— begin Data provided —

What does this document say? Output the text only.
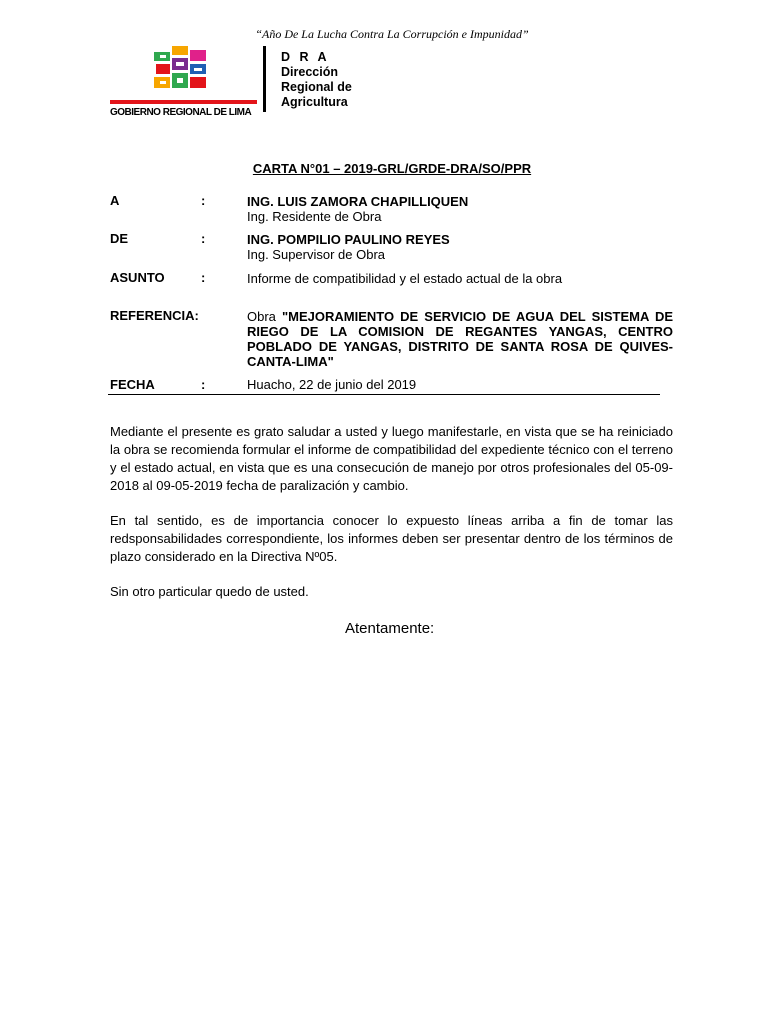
“Año De La Lucha Contra La Corrupción e Impunidad”
GOBIERNO REGIONAL DE LIMA
D R A
Dirección
Regional de
Agricultura
CARTA N°01 – 2019-GRL/GRDE-DRA/SO/PPR
A	:	ING. LUIS ZAMORA CHAPILLIQUEN
Ing. Residente de Obra
DE	:	ING. POMPILIO PAULINO REYES
Ing. Supervisor de Obra
ASUNTO	:	Informe de compatibilidad y el estado actual de la obra
REFERENCIA:	Obra "MEJORAMIENTO DE SERVICIO DE AGUA DEL SISTEMA DE RIEGO DE LA COMISION DE REGANTES YANGAS, CENTRO POBLADO DE YANGAS, DISTRITO DE SANTA ROSA DE QUIVES-CANTA-LIMA"
FECHA	:	Huacho, 22 de junio del 2019

Mediante el presente es grato saludar a usted y luego manifestarle, en vista que se ha reiniciado la obra se recomienda formular el informe de compatibilidad del expediente técnico con el terreno y el estado actual, en vista que es una consecución de manejo por otros profesionales del 05-09-2018 al 09-05-2019 fecha de paralización y cambio.

En tal sentido, es de importancia conocer lo expuesto líneas arriba a fin de tomar las redsponsabilidades correspondiente, los informes deben ser presentar dentro de los términos de plazo considerado en la Directiva Nº05.

Sin otro particular quedo de usted.

Atentamente:
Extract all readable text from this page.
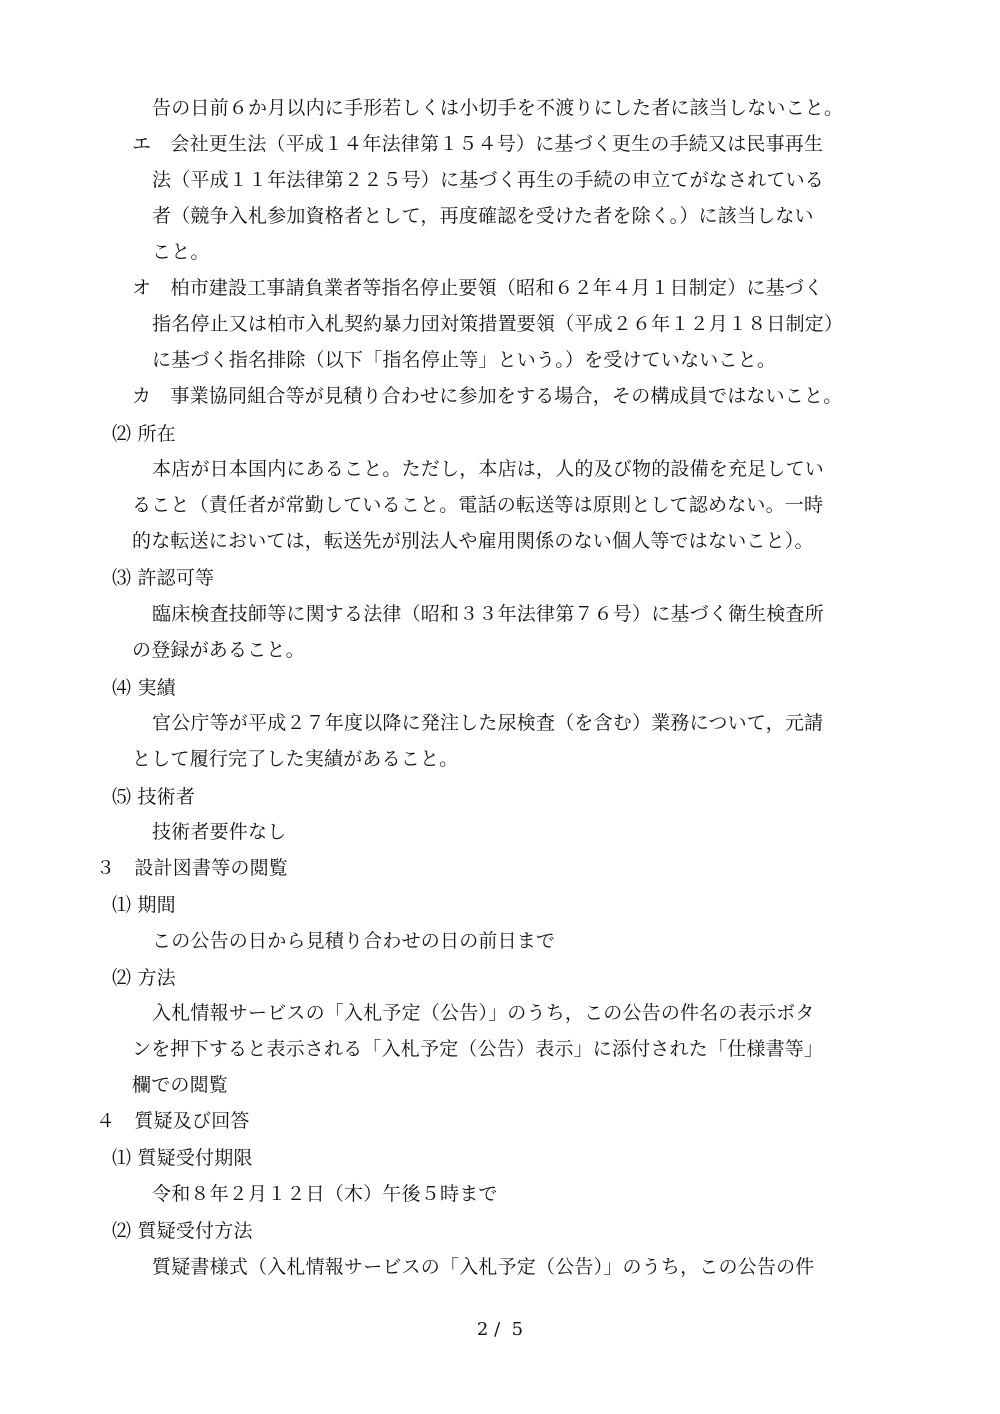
告の日前６か月以内に手形若しくは小切手を不渡りにした者に該当しないこと。
エ　会社更生法（平成１４年法律第１５４号）に基づく更生の手続又は民事再生
法（平成１１年法律第２２５号）に基づく再生の手続の申立てがなされている
者（競争入札参加資格者として，再度確認を受けた者を除く。）に該当しない
こと。
オ　柏市建設工事請負業者等指名停止要領（昭和６２年４月１日制定）に基づく
指名停止又は柏市入札契約暴力団対策措置要領（平成２６年１２月１８日制定）
に基づく指名排除（以下「指名停止等」という。）を受けていないこと。
カ　事業協同組合等が見積り合わせに参加をする場合，その構成員ではないこと。
⑵ 所在
本店が日本国内にあること。ただし，本店は，人的及び物的設備を充足してい
ること（責任者が常勤していること。電話の転送等は原則として認めない。一時
的な転送においては，転送先が別法人や雇用関係のない個人等ではないこと）。
⑶ 許認可等
臨床検査技師等に関する法律（昭和３３年法律第７６号）に基づく衛生検査所
の登録があること。
⑷ 実績
官公庁等が平成２７年度以降に発注した尿検査（を含む）業務について，元請
として履行完了した実績があること。
⑸ 技術者
技術者要件なし
３　設計図書等の閲覧
⑴ 期間
この公告の日から見積り合わせの日の前日まで
⑵ 方法
入札情報サービスの「入札予定（公告）」のうち，この公告の件名の表示ボタ
ンを押下すると表示される「入札予定（公告）表示」に添付された「仕様書等」
欄での閲覧
４　質疑及び回答
⑴ 質疑受付期限
令和８年２月１２日（木）午後５時まで
⑵ 質疑受付方法
質疑書様式（入札情報サービスの「入札予定（公告）」のうち，この公告の件
2 /  5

— end Data provided —

◆ Problem statement ◆
Output all of the entries verbatim, leaving out any images.

◆ Reply ◆
What does this document say? Output the text only.
“Año De La Lucha Contra La Corrupción e Impunidad”
GOBIERNO REGIONAL DE LIMA
D R A
Dirección
Regional de
Agricultura
CARTA N°01 – 2019-GRL/GRDE-DRA/SO/PPR
A	:	ING. LUIS ZAMORA CHAPILLIQUEN
Ing. Residente de Obra
DE	:	ING. POMPILIO PAULINO REYES
Ing. Supervisor de Obra
ASUNTO	:	Informe de compatibilidad y el estado actual de la obra
REFERENCIA:	Obra "MEJORAMIENTO DE SERVICIO DE AGUA DEL SISTEMA DE RIEGO DE LA COMISION DE REGANTES YANGAS, CENTRO POBLADO DE YANGAS, DISTRITO DE SANTA ROSA DE QUIVES-CANTA-LIMA"
FECHA	:	Huacho, 22 de junio del 2019

Mediante el presente es grato saludar a usted y luego manifestarle, en vista que se ha reiniciado la obra se recomienda formular el informe de compatibilidad del expediente técnico con el terreno y el estado actual, en vista que es una consecución de manejo por otros profesionales del 05-09-2018 al 09-05-2019 fecha de paralización y cambio.

En tal sentido, es de importancia conocer lo expuesto líneas arriba a fin de tomar las redsponsabilidades correspondiente, los informes deben ser presentar dentro de los términos de plazo considerado en la Directiva Nº05.

Sin otro particular quedo de usted.

Atentamente:
Extract all readable text from this page.
告の日前６か月以内に手形若しくは小切手を不渡りにした者に該当しないこと。
エ　会社更生法（平成１４年法律第１５４号）に基づく更生の手続又は民事再生
法（平成１１年法律第２２５号）に基づく再生の手続の申立てがなされている
者（競争入札参加資格者として，再度確認を受けた者を除く。）に該当しない
こと。
オ　柏市建設工事請負業者等指名停止要領（昭和６２年４月１日制定）に基づく
指名停止又は柏市入札契約暴力団対策措置要領（平成２６年１２月１８日制定）
に基づく指名排除（以下「指名停止等」という。）を受けていないこと。
カ　事業協同組合等が見積り合わせに参加をする場合，その構成員ではないこと。
⑵ 所在
本店が日本国内にあること。ただし，本店は，人的及び物的設備を充足してい
ること（責任者が常勤していること。電話の転送等は原則として認めない。一時
的な転送においては，転送先が別法人や雇用関係のない個人等ではないこと）。
⑶ 許認可等
臨床検査技師等に関する法律（昭和３３年法律第７６号）に基づく衛生検査所
の登録があること。
⑷ 実績
官公庁等が平成２７年度以降に発注した尿検査（を含む）業務について，元請
として履行完了した実績があること。
⑸ 技術者
技術者要件なし
３　設計図書等の閲覧
⑴ 期間
この公告の日から見積り合わせの日の前日まで
⑵ 方法
入札情報サービスの「入札予定（公告）」のうち，この公告の件名の表示ボタ
ンを押下すると表示される「入札予定（公告）表示」に添付された「仕様書等」
欄での閲覧
４　質疑及び回答
⑴ 質疑受付期限
令和８年２月１２日（木）午後５時まで
⑵ 質疑受付方法
質疑書様式（入札情報サービスの「入札予定（公告）」のうち，この公告の件
2 /  5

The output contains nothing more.